(Excerpts from a figure dataset)

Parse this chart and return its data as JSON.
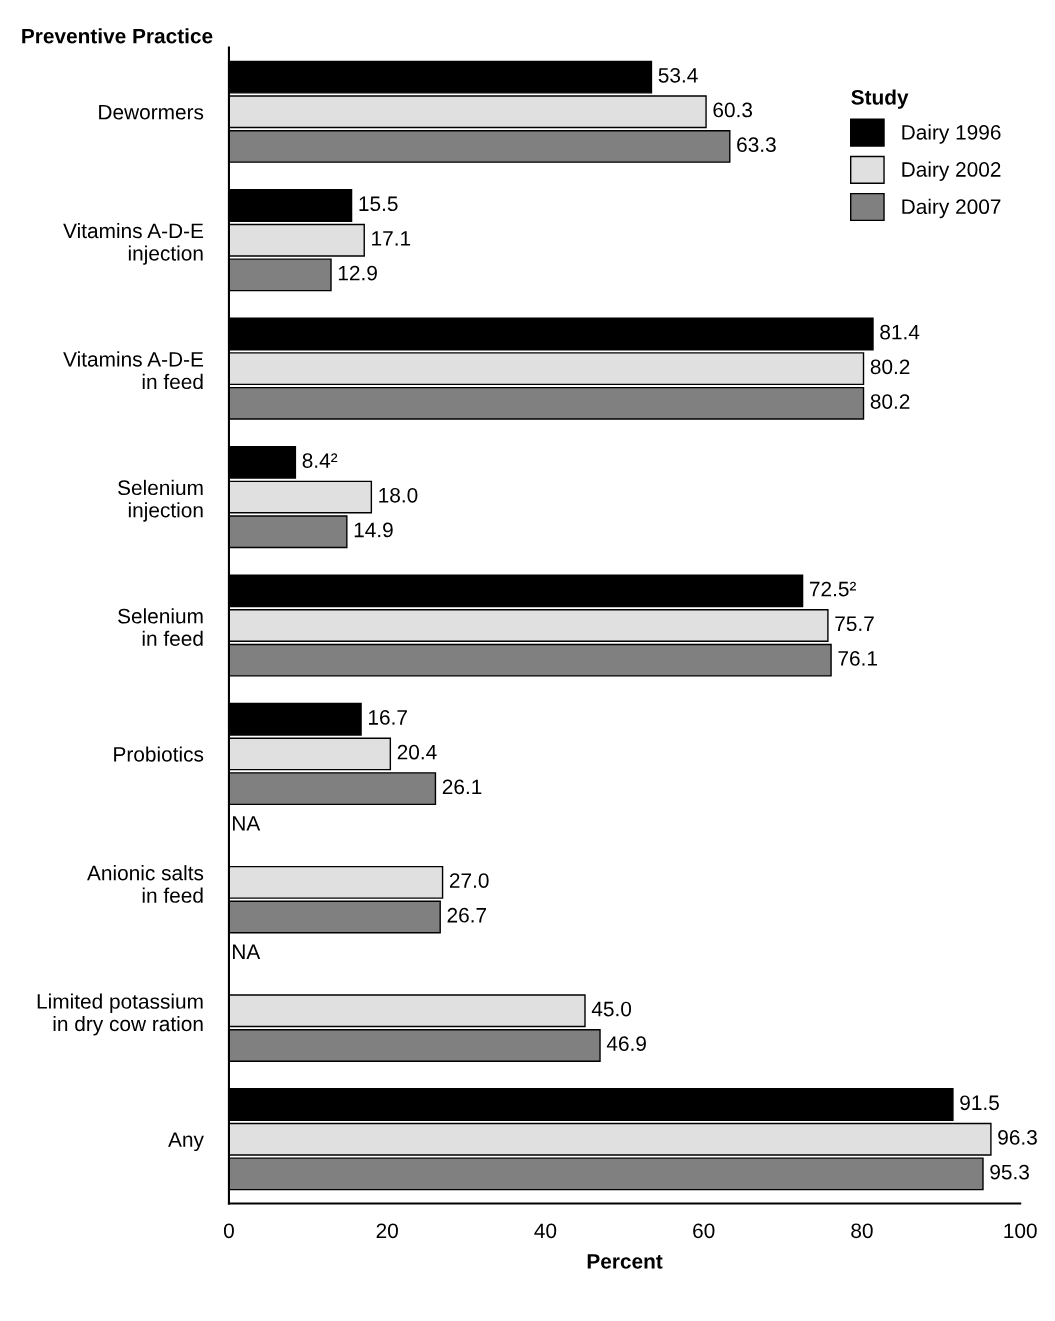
{
  "chart_data": {
    "type": "bar",
    "orientation": "horizontal",
    "ylabel": "Preventive Practice",
    "xlabel": "Percent",
    "legend_title": "Study",
    "legend": "top right",
    "categories": [
      "Dewormers",
      "Vitamins A-D-E\ninjection",
      "Vitamins A-D-E\nin feed",
      "Selenium\ninjection",
      "Selenium\nin feed",
      "Probiotics",
      "Anionic salts\nin feed",
      "Limited potassium\nin dry cow ration",
      "Any"
    ],
    "series": [
      {
        "name": "Dairy 1996",
        "color": "#000000",
        "values": [
          53.4,
          15.5,
          81.4,
          8.4,
          72.5,
          16.7,
          null,
          null,
          91.5
        ],
        "value_labels": [
          "53.4",
          "15.5",
          "81.4",
          "8.4²",
          "72.5²",
          "16.7",
          "NA",
          "NA",
          "91.5"
        ]
      },
      {
        "name": "Dairy 2002",
        "color": "#e0e0e0",
        "values": [
          60.3,
          17.1,
          80.2,
          18.0,
          75.7,
          20.4,
          27.0,
          45.0,
          96.3
        ],
        "value_labels": [
          "60.3",
          "17.1",
          "80.2",
          "18.0",
          "75.7",
          "20.4",
          "27.0",
          "45.0",
          "96.3"
        ]
      },
      {
        "name": "Dairy 2007",
        "color": "#808080",
        "values": [
          63.3,
          12.9,
          80.2,
          14.9,
          76.1,
          26.1,
          26.7,
          46.9,
          95.3
        ],
        "value_labels": [
          "63.3",
          "12.9",
          "80.2",
          "14.9",
          "76.1",
          "26.1",
          "26.7",
          "46.9",
          "95.3"
        ]
      }
    ],
    "xlim": [
      0,
      100
    ],
    "xticks": [
      0,
      20,
      40,
      60,
      80,
      100
    ],
    "grid": false
  }
}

WORK REQUIRED: Can you restate all the records above word for word while dropping the pictures?

RESULT OF THE EXERCISE:
Parse this chart and return its data as JSON.
{
  "chart_data": {
    "type": "bar",
    "orientation": "horizontal",
    "ylabel": "Preventive Practice",
    "xlabel": "Percent",
    "legend_title": "Study",
    "legend": "top right",
    "categories": [
      "Dewormers",
      "Vitamins A-D-E\ninjection",
      "Vitamins A-D-E\nin feed",
      "Selenium\ninjection",
      "Selenium\nin feed",
      "Probiotics",
      "Anionic salts\nin feed",
      "Limited potassium\nin dry cow ration",
      "Any"
    ],
    "series": [
      {
        "name": "Dairy 1996",
        "color": "#000000",
        "values": [
          53.4,
          15.5,
          81.4,
          8.4,
          72.5,
          16.7,
          null,
          null,
          91.5
        ],
        "value_labels": [
          "53.4",
          "15.5",
          "81.4",
          "8.4²",
          "72.5²",
          "16.7",
          "NA",
          "NA",
          "91.5"
        ]
      },
      {
        "name": "Dairy 2002",
        "color": "#e0e0e0",
        "values": [
          60.3,
          17.1,
          80.2,
          18.0,
          75.7,
          20.4,
          27.0,
          45.0,
          96.3
        ],
        "value_labels": [
          "60.3",
          "17.1",
          "80.2",
          "18.0",
          "75.7",
          "20.4",
          "27.0",
          "45.0",
          "96.3"
        ]
      },
      {
        "name": "Dairy 2007",
        "color": "#808080",
        "values": [
          63.3,
          12.9,
          80.2,
          14.9,
          76.1,
          26.1,
          26.7,
          46.9,
          95.3
        ],
        "value_labels": [
          "63.3",
          "12.9",
          "80.2",
          "14.9",
          "76.1",
          "26.1",
          "26.7",
          "46.9",
          "95.3"
        ]
      }
    ],
    "xlim": [
      0,
      100
    ],
    "xticks": [
      0,
      20,
      40,
      60,
      80,
      100
    ],
    "grid": false
  }
}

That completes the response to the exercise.